* _Problem description_
Locate the lines that hold the string "time". Copy every such line.

* _Entries supplied_
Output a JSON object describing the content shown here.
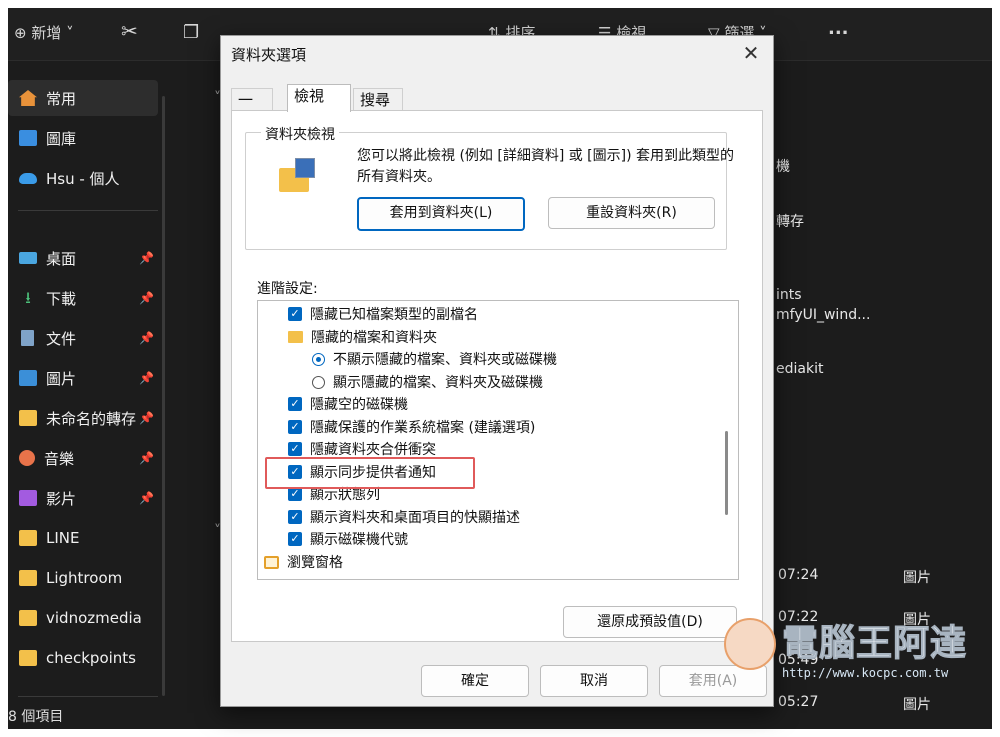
{
  "explorer": {
    "toolbar": {
      "new_label": "新增",
      "sort_label": "排序",
      "view_label": "檢視",
      "filter_label": "篩選",
      "more_label": "..."
    },
    "sidebar": [
      {
        "label": "常用",
        "icon": "home-icon",
        "pinned": false
      },
      {
        "label": "圖庫",
        "icon": "gallery-icon",
        "pinned": false
      },
      {
        "label": "Hsu - 個人",
        "icon": "cloud-icon",
        "pinned": false
      },
      {
        "label": "桌面",
        "icon": "desktop-icon",
        "pinned": true
      },
      {
        "label": "下載",
        "icon": "download-icon",
        "pinned": true
      },
      {
        "label": "文件",
        "icon": "document-icon",
        "pinned": true
      },
      {
        "label": "圖片",
        "icon": "picture-icon",
        "pinned": true
      },
      {
        "label": "未命名的轉存",
        "icon": "folder-icon",
        "pinned": true
      },
      {
        "label": "音樂",
        "icon": "music-icon",
        "pinned": true
      },
      {
        "label": "影片",
        "icon": "video-icon",
        "pinned": true
      },
      {
        "label": "LINE",
        "icon": "folder-icon",
        "pinned": false
      },
      {
        "label": "Lightroom",
        "icon": "folder-icon",
        "pinned": false
      },
      {
        "label": "vidnozmediakit",
        "icon": "folder-icon",
        "pinned": false
      },
      {
        "label": "checkpoints",
        "icon": "folder-icon",
        "pinned": false
      }
    ],
    "right_texts": [
      "機",
      "轉存",
      "ints",
      "mfyUI_wind...",
      "ediakit"
    ],
    "rows": [
      {
        "time": "07:24",
        "type": "圖片"
      },
      {
        "time": "07:22",
        "type": "圖片"
      },
      {
        "time": "05:49",
        "type": ""
      },
      {
        "time": "05:27",
        "type": "圖片"
      }
    ],
    "status": "8 個項目"
  },
  "dialog": {
    "title": "資料夾選項",
    "tabs": [
      "一般",
      "檢視",
      "搜尋"
    ],
    "group_title": "資料夾檢視",
    "description": "您可以將此檢視 (例如 [詳細資料] 或 [圖示]) 套用到此類型的所有資料夾。",
    "apply_to_folders": "套用到資料夾(L)",
    "reset_folders": "重設資料夾(R)",
    "advanced_label": "進階設定:",
    "settings": [
      {
        "kind": "checkbox",
        "label": "隱藏已知檔案類型的副檔名",
        "indent": 1,
        "checked": true
      },
      {
        "kind": "folder",
        "label": "隱藏的檔案和資料夾",
        "indent": 1
      },
      {
        "kind": "radio",
        "label": "不顯示隱藏的檔案、資料夾或磁碟機",
        "indent": 2,
        "checked": true
      },
      {
        "kind": "radio",
        "label": "顯示隱藏的檔案、資料夾及磁碟機",
        "indent": 2,
        "checked": false
      },
      {
        "kind": "checkbox",
        "label": "隱藏空的磁碟機",
        "indent": 1,
        "checked": true
      },
      {
        "kind": "checkbox",
        "label": "隱藏保護的作業系統檔案 (建議選項)",
        "indent": 1,
        "checked": true
      },
      {
        "kind": "checkbox",
        "label": "隱藏資料夾合併衝突",
        "indent": 1,
        "checked": true
      },
      {
        "kind": "checkbox",
        "label": "顯示同步提供者通知",
        "indent": 1,
        "checked": true
      },
      {
        "kind": "checkbox",
        "label": "顯示狀態列",
        "indent": 1,
        "checked": true
      },
      {
        "kind": "checkbox",
        "label": "顯示資料夾和桌面項目的快顯描述",
        "indent": 1,
        "checked": true
      },
      {
        "kind": "checkbox",
        "label": "顯示磁碟機代號",
        "indent": 1,
        "checked": true
      },
      {
        "kind": "tree",
        "label": "瀏覽窗格",
        "indent": 0
      }
    ],
    "restore_defaults": "還原成預設值(D)",
    "ok": "確定",
    "cancel": "取消",
    "apply": "套用(A)"
  },
  "watermark": {
    "text": "電腦王阿達",
    "url": "http://www.kocpc.com.tw"
  }
}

* _The completed task_
        "time": "07:24",
        "time": "07:22",
        "time": "05:49",
        "time": "05:27",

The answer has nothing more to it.